▶ EXERCISE REQUIREMENTS
Write out the whole listing again, exactly as given.

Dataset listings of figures

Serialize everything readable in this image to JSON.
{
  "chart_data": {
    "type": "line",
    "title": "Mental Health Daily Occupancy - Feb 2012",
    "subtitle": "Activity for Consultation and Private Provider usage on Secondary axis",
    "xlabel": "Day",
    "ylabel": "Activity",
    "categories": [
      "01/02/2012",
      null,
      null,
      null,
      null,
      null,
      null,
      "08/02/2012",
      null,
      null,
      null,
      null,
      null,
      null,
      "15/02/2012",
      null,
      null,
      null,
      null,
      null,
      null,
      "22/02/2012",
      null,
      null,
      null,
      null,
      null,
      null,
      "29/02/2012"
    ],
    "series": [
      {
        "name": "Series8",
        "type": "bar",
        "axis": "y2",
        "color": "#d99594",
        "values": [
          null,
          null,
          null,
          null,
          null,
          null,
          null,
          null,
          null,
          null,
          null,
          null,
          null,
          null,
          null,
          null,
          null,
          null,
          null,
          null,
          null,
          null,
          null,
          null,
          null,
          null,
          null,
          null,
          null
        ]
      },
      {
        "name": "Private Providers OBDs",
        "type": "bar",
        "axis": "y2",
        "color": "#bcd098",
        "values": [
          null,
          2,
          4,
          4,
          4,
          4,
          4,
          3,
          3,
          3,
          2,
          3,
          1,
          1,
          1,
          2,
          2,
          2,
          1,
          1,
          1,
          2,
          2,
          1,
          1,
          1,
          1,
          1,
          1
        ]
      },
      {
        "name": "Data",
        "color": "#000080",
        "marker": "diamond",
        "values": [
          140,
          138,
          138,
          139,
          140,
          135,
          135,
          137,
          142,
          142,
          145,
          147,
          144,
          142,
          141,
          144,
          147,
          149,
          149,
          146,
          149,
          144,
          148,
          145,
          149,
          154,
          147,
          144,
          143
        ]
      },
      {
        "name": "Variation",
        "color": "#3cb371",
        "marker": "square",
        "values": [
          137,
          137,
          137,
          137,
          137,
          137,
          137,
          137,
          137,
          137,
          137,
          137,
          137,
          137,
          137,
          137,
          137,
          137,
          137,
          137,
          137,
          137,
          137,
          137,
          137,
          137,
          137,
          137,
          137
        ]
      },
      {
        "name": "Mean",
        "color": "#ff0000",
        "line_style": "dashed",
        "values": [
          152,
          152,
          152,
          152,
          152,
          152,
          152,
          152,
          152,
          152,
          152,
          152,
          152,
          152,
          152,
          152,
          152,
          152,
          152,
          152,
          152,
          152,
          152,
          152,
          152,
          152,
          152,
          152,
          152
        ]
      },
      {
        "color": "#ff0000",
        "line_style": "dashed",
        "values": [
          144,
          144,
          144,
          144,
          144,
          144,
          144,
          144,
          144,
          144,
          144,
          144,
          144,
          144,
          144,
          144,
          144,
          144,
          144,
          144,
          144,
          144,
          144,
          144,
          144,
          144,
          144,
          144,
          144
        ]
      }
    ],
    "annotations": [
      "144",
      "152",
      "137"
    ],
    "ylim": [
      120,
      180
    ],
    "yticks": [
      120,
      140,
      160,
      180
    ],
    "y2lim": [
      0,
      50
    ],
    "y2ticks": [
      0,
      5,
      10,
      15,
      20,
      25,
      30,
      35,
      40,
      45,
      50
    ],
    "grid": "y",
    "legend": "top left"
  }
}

▶ WORKED SOLUTION
Serialize everything readable in this image to JSON.
{
  "chart_data": {
    "type": "line",
    "title": "Mental Health Daily Occupancy - Feb 2012",
    "subtitle": "Activity for Consultation and Private Provider usage on Secondary axis",
    "xlabel": "Day",
    "ylabel": "Activity",
    "categories": [
      "01/02/2012",
      null,
      null,
      null,
      null,
      null,
      null,
      "08/02/2012",
      null,
      null,
      null,
      null,
      null,
      null,
      "15/02/2012",
      null,
      null,
      null,
      null,
      null,
      null,
      "22/02/2012",
      null,
      null,
      null,
      null,
      null,
      null,
      "29/02/2012"
    ],
    "series": [
      {
        "name": "Series8",
        "type": "bar",
        "axis": "y2",
        "color": "#d99594",
        "values": [
          null,
          null,
          null,
          null,
          null,
          null,
          null,
          null,
          null,
          null,
          null,
          null,
          null,
          null,
          null,
          null,
          null,
          null,
          null,
          null,
          null,
          null,
          null,
          null,
          null,
          null,
          null,
          null,
          null
        ]
      },
      {
        "name": "Private Providers OBDs",
        "type": "bar",
        "axis": "y2",
        "color": "#bcd098",
        "values": [
          null,
          2,
          4,
          4,
          4,
          4,
          4,
          3,
          3,
          3,
          2,
          3,
          1,
          1,
          1,
          2,
          2,
          2,
          1,
          1,
          1,
          2,
          2,
          1,
          1,
          1,
          1,
          1,
          1
        ]
      },
      {
        "name": "Data",
        "color": "#000080",
        "marker": "diamond",
        "values": [
          140,
          138,
          138,
          139,
          140,
          135,
          135,
          137,
          142,
          142,
          145,
          147,
          144,
          142,
          141,
          144,
          147,
          149,
          149,
          146,
          149,
          144,
          148,
          145,
          149,
          154,
          147,
          144,
          143
        ]
      },
      {
        "name": "Variation",
        "color": "#3cb371",
        "marker": "square",
        "values": [
          137,
          137,
          137,
          137,
          137,
          137,
          137,
          137,
          137,
          137,
          137,
          137,
          137,
          137,
          137,
          137,
          137,
          137,
          137,
          137,
          137,
          137,
          137,
          137,
          137,
          137,
          137,
          137,
          137
        ]
      },
      {
        "name": "Mean",
        "color": "#ff0000",
        "line_style": "dashed",
        "values": [
          152,
          152,
          152,
          152,
          152,
          152,
          152,
          152,
          152,
          152,
          152,
          152,
          152,
          152,
          152,
          152,
          152,
          152,
          152,
          152,
          152,
          152,
          152,
          152,
          152,
          152,
          152,
          152,
          152
        ]
      },
      {
        "color": "#ff0000",
        "line_style": "dashed",
        "values": [
          144,
          144,
          144,
          144,
          144,
          144,
          144,
          144,
          144,
          144,
          144,
          144,
          144,
          144,
          144,
          144,
          144,
          144,
          144,
          144,
          144,
          144,
          144,
          144,
          144,
          144,
          144,
          144,
          144
        ]
      }
    ],
    "annotations": [
      "144",
      "152",
      "137"
    ],
    "ylim": [
      120,
      180
    ],
    "yticks": [
      120,
      140,
      160,
      180
    ],
    "y2lim": [
      0,
      50
    ],
    "y2ticks": [
      0,
      5,
      10,
      15,
      20,
      25,
      30,
      35,
      40,
      45,
      50
    ],
    "grid": "y",
    "legend": "top left"
  }
}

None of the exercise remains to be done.